:: REQUEST ::
Copy out the lines that have "TradingView" in them.
start SUPPLIED RECORDS
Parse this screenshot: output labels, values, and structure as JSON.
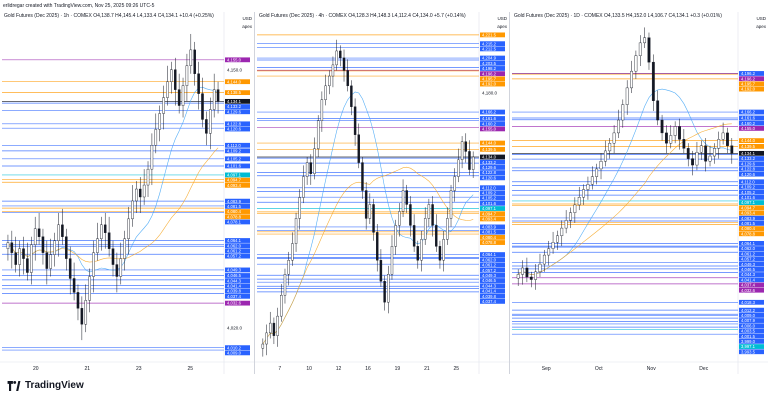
{
  "header": {
    "caption": "erlidregar created with TradingView.com, Nov 25, 2025 09:26 UTC-5"
  },
  "footer": {
    "brand": "TradingView"
  },
  "colors": {
    "candle_body": "#131722",
    "blue_level": "#2962ff",
    "purple_level": "#9c27b0",
    "orange_level": "#ff9800",
    "cyan_level": "#00bcd4",
    "ma_orange": "#f5a623",
    "ma_blue": "#42a5f5"
  },
  "chart_data": [
    {
      "type": "candlestick",
      "title": "Gold Futures (Dec 2025) · 1h · COMEX  O4,138.7 H4,145.4 L4,133.4 C4,134.1 +10.4 (+0.25%)",
      "currency": "USD",
      "scale": "apex",
      "ylim": [
        4005,
        4170
      ],
      "x_tick_labels": [
        "20",
        "21",
        "23",
        "25"
      ],
      "price_ticks": [
        "4,150.0",
        "4,020.0"
      ],
      "levels": [
        {
          "label": "4,155.0",
          "color": "purple"
        },
        {
          "label": "4,144.0",
          "color": "orange"
        },
        {
          "label": "4,138.5",
          "color": "orange"
        },
        {
          "label": "4,134.1",
          "color": "dark"
        },
        {
          "label": "4,133.2",
          "color": "blue"
        },
        {
          "label": "4,129.6",
          "color": "blue"
        },
        {
          "label": "4,122.8",
          "color": "blue"
        },
        {
          "label": "4,120.6",
          "color": "blue"
        },
        {
          "label": "4,112.0",
          "color": "blue"
        },
        {
          "label": "4,109.2",
          "color": "blue"
        },
        {
          "label": "4,105.2",
          "color": "blue"
        },
        {
          "label": "4,101.6",
          "color": "blue"
        },
        {
          "label": "4,097.1",
          "color": "cyan"
        },
        {
          "label": "4,094.7",
          "color": "orange"
        },
        {
          "label": "4,093.4",
          "color": "orange"
        },
        {
          "label": "4,083.9",
          "color": "blue"
        },
        {
          "label": "4,081.5",
          "color": "blue"
        },
        {
          "label": "4,080.4",
          "color": "orange"
        },
        {
          "label": "4,078.8",
          "color": "orange"
        },
        {
          "label": "4,078.1",
          "color": "blue"
        },
        {
          "label": "4,064.1",
          "color": "blue"
        },
        {
          "label": "4,062.0",
          "color": "blue"
        },
        {
          "label": "4,061.2",
          "color": "blue"
        },
        {
          "label": "4,057.2",
          "color": "blue"
        },
        {
          "label": "4,049.3",
          "color": "blue"
        },
        {
          "label": "4,046.5",
          "color": "blue"
        },
        {
          "label": "4,044.3",
          "color": "blue"
        },
        {
          "label": "4,041.4",
          "color": "blue"
        },
        {
          "label": "4,039.8",
          "color": "blue"
        },
        {
          "label": "4,037.4",
          "color": "blue"
        },
        {
          "label": "4,032.6",
          "color": "purple"
        },
        {
          "label": "4,010.2",
          "color": "blue"
        },
        {
          "label": "4,009.0",
          "color": "blue"
        }
      ],
      "closes": [
        4063,
        4058,
        4052,
        4060,
        4055,
        4048,
        4062,
        4070,
        4066,
        4058,
        4050,
        4057,
        4064,
        4072,
        4066,
        4055,
        4045,
        4038,
        4030,
        4022,
        4034,
        4046,
        4058,
        4065,
        4072,
        4068,
        4060,
        4052,
        4046,
        4055,
        4065,
        4075,
        4084,
        4090,
        4086,
        4092,
        4100,
        4112,
        4120,
        4128,
        4136,
        4144,
        4150,
        4140,
        4132,
        4142,
        4152,
        4160,
        4148,
        4138,
        4125,
        4118,
        4130,
        4140,
        4134
      ]
    },
    {
      "type": "candlestick",
      "title": "Gold Futures (Dec 2025) · 4h · COMEX  O4,128.3 H4,148.3 L4,112.4 C4,134.0 +5.7 (+0.14%)",
      "currency": "USD",
      "scale": "apex",
      "ylim": [
        3990,
        4225
      ],
      "x_tick_labels": [
        "7",
        "10",
        "12",
        "16",
        "19",
        "21",
        "25"
      ],
      "price_ticks": [
        "4,180.0"
      ],
      "levels": [
        {
          "label": "4,221.5",
          "color": "orange"
        },
        {
          "label": "4,215.2",
          "color": "blue"
        },
        {
          "label": "4,212.5",
          "color": "blue"
        },
        {
          "label": "4,204.9",
          "color": "blue"
        },
        {
          "label": "4,203.5",
          "color": "blue"
        },
        {
          "label": "4,198.2",
          "color": "blue"
        },
        {
          "label": "4,196.2",
          "color": "purple"
        },
        {
          "label": "4,195.7",
          "color": "orange"
        },
        {
          "label": "4,192.0",
          "color": "orange"
        },
        {
          "label": "4,166.2",
          "color": "blue"
        },
        {
          "label": "4,161.6",
          "color": "blue"
        },
        {
          "label": "4,160.2",
          "color": "blue"
        },
        {
          "label": "4,155.0",
          "color": "purple"
        },
        {
          "label": "4,144.0",
          "color": "orange"
        },
        {
          "label": "4,139.5",
          "color": "orange"
        },
        {
          "label": "4,134.0",
          "color": "dark"
        },
        {
          "label": "4,133.2",
          "color": "blue"
        },
        {
          "label": "4,129.6",
          "color": "blue"
        },
        {
          "label": "4,122.8",
          "color": "blue"
        },
        {
          "label": "4,120.6",
          "color": "blue"
        },
        {
          "label": "4,112.0",
          "color": "blue"
        },
        {
          "label": "4,109.2",
          "color": "blue"
        },
        {
          "label": "4,105.2",
          "color": "blue"
        },
        {
          "label": "4,101.6",
          "color": "blue"
        },
        {
          "label": "4,097.1",
          "color": "cyan"
        },
        {
          "label": "4,094.7",
          "color": "orange"
        },
        {
          "label": "4,093.4",
          "color": "orange"
        },
        {
          "label": "4,083.9",
          "color": "blue"
        },
        {
          "label": "4,081.5",
          "color": "blue"
        },
        {
          "label": "4,080.4",
          "color": "orange"
        },
        {
          "label": "4,078.8",
          "color": "orange"
        },
        {
          "label": "4,064.1",
          "color": "blue"
        },
        {
          "label": "4,062.0",
          "color": "blue"
        },
        {
          "label": "4,061.2",
          "color": "blue"
        },
        {
          "label": "4,057.2",
          "color": "blue"
        },
        {
          "label": "4,049.3",
          "color": "blue"
        },
        {
          "label": "4,046.5",
          "color": "blue"
        },
        {
          "label": "4,044.3",
          "color": "blue"
        },
        {
          "label": "4,041.4",
          "color": "blue"
        },
        {
          "label": "4,039.8",
          "color": "blue"
        },
        {
          "label": "4,037.4",
          "color": "blue"
        }
      ],
      "closes": [
        4000,
        4008,
        4015,
        4006,
        4020,
        4035,
        4050,
        4060,
        4072,
        4090,
        4105,
        4120,
        4130,
        4122,
        4140,
        4160,
        4175,
        4185,
        4192,
        4200,
        4210,
        4205,
        4196,
        4185,
        4170,
        4150,
        4130,
        4110,
        4090,
        4100,
        4080,
        4060,
        4045,
        4030,
        4050,
        4070,
        4085,
        4095,
        4110,
        4100,
        4085,
        4070,
        4060,
        4075,
        4090,
        4100,
        4085,
        4070,
        4060,
        4075,
        4090,
        4110,
        4120,
        4132,
        4145,
        4138,
        4125,
        4134
      ]
    },
    {
      "type": "candlestick",
      "title": "Gold Futures (Dec 2025) · 1D · COMEX  O4,133.5 H4,152.0 L4,106.7 C4,134.1 +0.3 (+0.01%)",
      "currency": "USD",
      "scale": "apex",
      "ylim": [
        3975,
        4230
      ],
      "x_tick_labels": [
        "Sep",
        "Oct",
        "Nov",
        "Dec"
      ],
      "levels": [
        {
          "label": "4,196.2",
          "color": "blue"
        },
        {
          "label": "4,196.2",
          "color": "purple"
        },
        {
          "label": "4,195.7",
          "color": "orange"
        },
        {
          "label": "4,192.0",
          "color": "orange"
        },
        {
          "label": "4,166.2",
          "color": "blue"
        },
        {
          "label": "4,161.6",
          "color": "blue"
        },
        {
          "label": "4,160.2",
          "color": "blue"
        },
        {
          "label": "4,155.0",
          "color": "purple"
        },
        {
          "label": "4,144.0",
          "color": "orange"
        },
        {
          "label": "4,139.5",
          "color": "orange"
        },
        {
          "label": "4,134.1",
          "color": "dark"
        },
        {
          "label": "4,133.2",
          "color": "blue"
        },
        {
          "label": "4,129.6",
          "color": "blue"
        },
        {
          "label": "4,122.8",
          "color": "blue"
        },
        {
          "label": "4,120.6",
          "color": "blue"
        },
        {
          "label": "4,112.0",
          "color": "blue"
        },
        {
          "label": "4,109.2",
          "color": "blue"
        },
        {
          "label": "4,105.2",
          "color": "blue"
        },
        {
          "label": "4,101.6",
          "color": "blue"
        },
        {
          "label": "4,097.1",
          "color": "cyan"
        },
        {
          "label": "4,094.7",
          "color": "orange"
        },
        {
          "label": "4,093.4",
          "color": "orange"
        },
        {
          "label": "4,083.9",
          "color": "blue"
        },
        {
          "label": "4,081.5",
          "color": "blue"
        },
        {
          "label": "4,080.4",
          "color": "orange"
        },
        {
          "label": "4,078.8",
          "color": "orange"
        },
        {
          "label": "4,064.1",
          "color": "blue"
        },
        {
          "label": "4,062.0",
          "color": "blue"
        },
        {
          "label": "4,061.2",
          "color": "blue"
        },
        {
          "label": "4,057.2",
          "color": "blue"
        },
        {
          "label": "4,049.3",
          "color": "blue"
        },
        {
          "label": "4,046.5",
          "color": "blue"
        },
        {
          "label": "4,044.3",
          "color": "blue"
        },
        {
          "label": "4,041.4",
          "color": "blue"
        },
        {
          "label": "4,037.4",
          "color": "purple"
        },
        {
          "label": "4,032.6",
          "color": "purple"
        },
        {
          "label": "4,018.3",
          "color": "blue"
        },
        {
          "label": "4,012.2",
          "color": "blue"
        },
        {
          "label": "4,009.0",
          "color": "blue"
        },
        {
          "label": "4,007.9",
          "color": "blue"
        },
        {
          "label": "4,006.0",
          "color": "blue"
        },
        {
          "label": "4,003.5",
          "color": "blue"
        },
        {
          "label": "4,001.5",
          "color": "blue"
        },
        {
          "label": "3,999.0",
          "color": "blue"
        },
        {
          "label": "3,997.1",
          "color": "cyan"
        },
        {
          "label": "3,993.5",
          "color": "blue"
        }
      ],
      "closes": [
        4040,
        4045,
        4038,
        4036,
        4042,
        4048,
        4055,
        4060,
        4065,
        4070,
        4076,
        4082,
        4088,
        4094,
        4100,
        4106,
        4110,
        4116,
        4122,
        4128,
        4136,
        4142,
        4150,
        4160,
        4172,
        4185,
        4198,
        4210,
        4220,
        4224,
        4205,
        4175,
        4160,
        4150,
        4142,
        4148,
        4155,
        4145,
        4138,
        4130,
        4125,
        4135,
        4140,
        4128,
        4132,
        4138,
        4145,
        4150,
        4140,
        4134
      ]
    }
  ]
}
end SUPPLIED RECORDS
:: EXPECTED ANSWER ::
    "caption": "erlidregar created with TradingView.com, Nov 25, 2025 09:26 UTC-5"
    "brand": "TradingView"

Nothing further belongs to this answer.